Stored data
================================

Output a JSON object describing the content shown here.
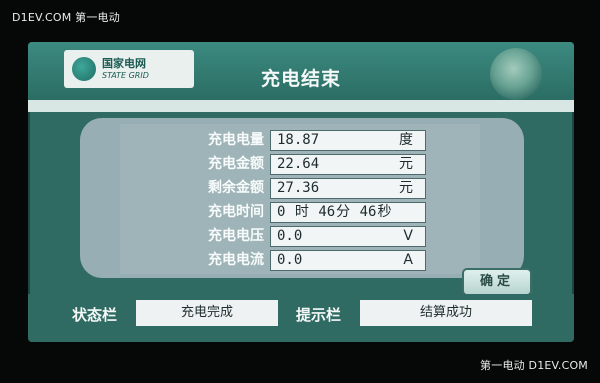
{
  "watermark": {
    "top_left": "D1EV.COM 第一电动",
    "bottom_right": "第一电动 D1EV.COM"
  },
  "header": {
    "logo_cn": "国家电网",
    "logo_en": "STATE GRID",
    "title": "充电结束"
  },
  "rows": [
    {
      "label": "充电电量",
      "value": "18.87",
      "unit": "度"
    },
    {
      "label": "充电金额",
      "value": "22.64",
      "unit": "元"
    },
    {
      "label": "剩余金额",
      "value": "27.36",
      "unit": "元"
    },
    {
      "label": "充电时间",
      "hours": "0",
      "hours_unit": "时",
      "minutes": "46",
      "minutes_unit": "分",
      "seconds": "46",
      "seconds_unit": "秒"
    },
    {
      "label": "充电电压",
      "value": "0.0",
      "unit": "V"
    },
    {
      "label": "充电电流",
      "value": "0.0",
      "unit": "A"
    }
  ],
  "confirm_button": {
    "label": "确定"
  },
  "status": {
    "status_label": "状态栏",
    "status_value": "充电完成",
    "hint_label": "提示栏",
    "hint_value": "结算成功"
  }
}
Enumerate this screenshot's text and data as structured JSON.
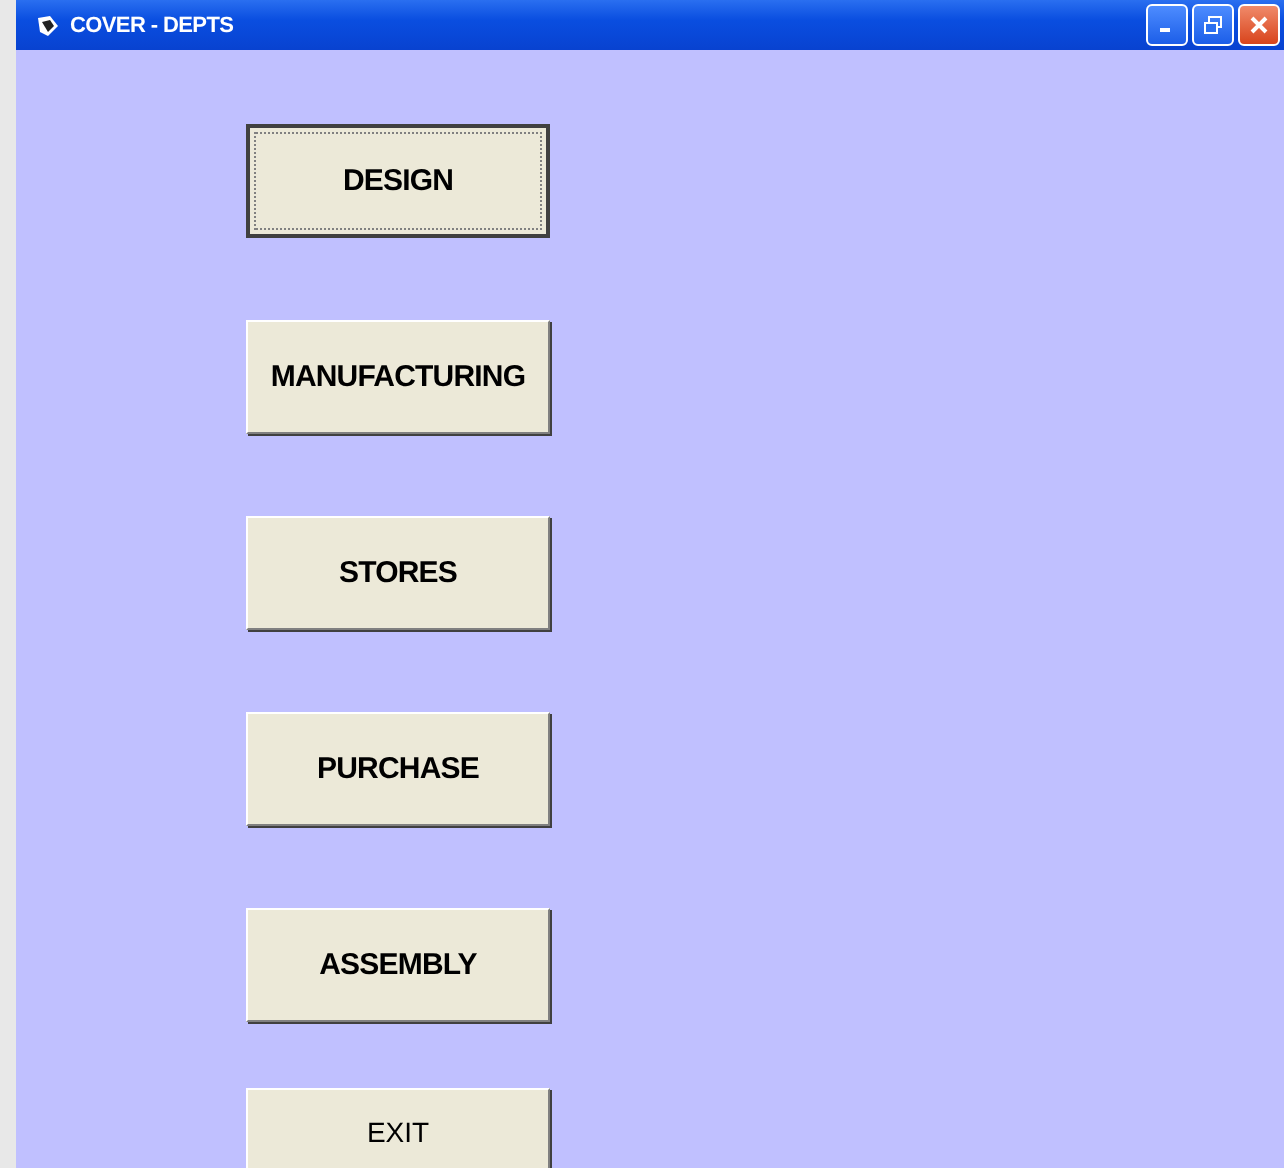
{
  "window": {
    "title": "COVER - DEPTS"
  },
  "buttons": [
    {
      "label": "DESIGN",
      "kind": "dept",
      "focused": true
    },
    {
      "label": "MANUFACTURING",
      "kind": "dept",
      "focused": false
    },
    {
      "label": "STORES",
      "kind": "dept",
      "focused": false
    },
    {
      "label": "PURCHASE",
      "kind": "dept",
      "focused": false
    },
    {
      "label": "ASSEMBLY",
      "kind": "dept",
      "focused": false
    },
    {
      "label": "EXIT",
      "kind": "plain",
      "focused": false
    }
  ]
}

================================

● Exercise task
Give the entries again without a single change, but with no pictures.

● Reply to the exercise
Output a JSON object describing the content shown here.
{
  "watermark": {
    "top_left": "D1EV.COM 第一电动",
    "bottom_right": "第一电动 D1EV.COM"
  },
  "header": {
    "logo_cn": "国家电网",
    "logo_en": "STATE GRID",
    "title": "充电结束"
  },
  "rows": [
    {
      "label": "充电电量",
      "value": "18.87",
      "unit": "度"
    },
    {
      "label": "充电金额",
      "value": "22.64",
      "unit": "元"
    },
    {
      "label": "剩余金额",
      "value": "27.36",
      "unit": "元"
    },
    {
      "label": "充电时间",
      "hours": "0",
      "hours_unit": "时",
      "minutes": "46",
      "minutes_unit": "分",
      "seconds": "46",
      "seconds_unit": "秒"
    },
    {
      "label": "充电电压",
      "value": "0.0",
      "unit": "V"
    },
    {
      "label": "充电电流",
      "value": "0.0",
      "unit": "A"
    }
  ],
  "confirm_button": {
    "label": "确定"
  },
  "status": {
    "status_label": "状态栏",
    "status_value": "充电完成",
    "hint_label": "提示栏",
    "hint_value": "结算成功"
  }
}
Enumerate this screenshot's text and data as structured JSON.
{
  "window": {
    "title": "COVER - DEPTS"
  },
  "buttons": [
    {
      "label": "DESIGN",
      "kind": "dept",
      "focused": true
    },
    {
      "label": "MANUFACTURING",
      "kind": "dept",
      "focused": false
    },
    {
      "label": "STORES",
      "kind": "dept",
      "focused": false
    },
    {
      "label": "PURCHASE",
      "kind": "dept",
      "focused": false
    },
    {
      "label": "ASSEMBLY",
      "kind": "dept",
      "focused": false
    },
    {
      "label": "EXIT",
      "kind": "plain",
      "focused": false
    }
  ]
}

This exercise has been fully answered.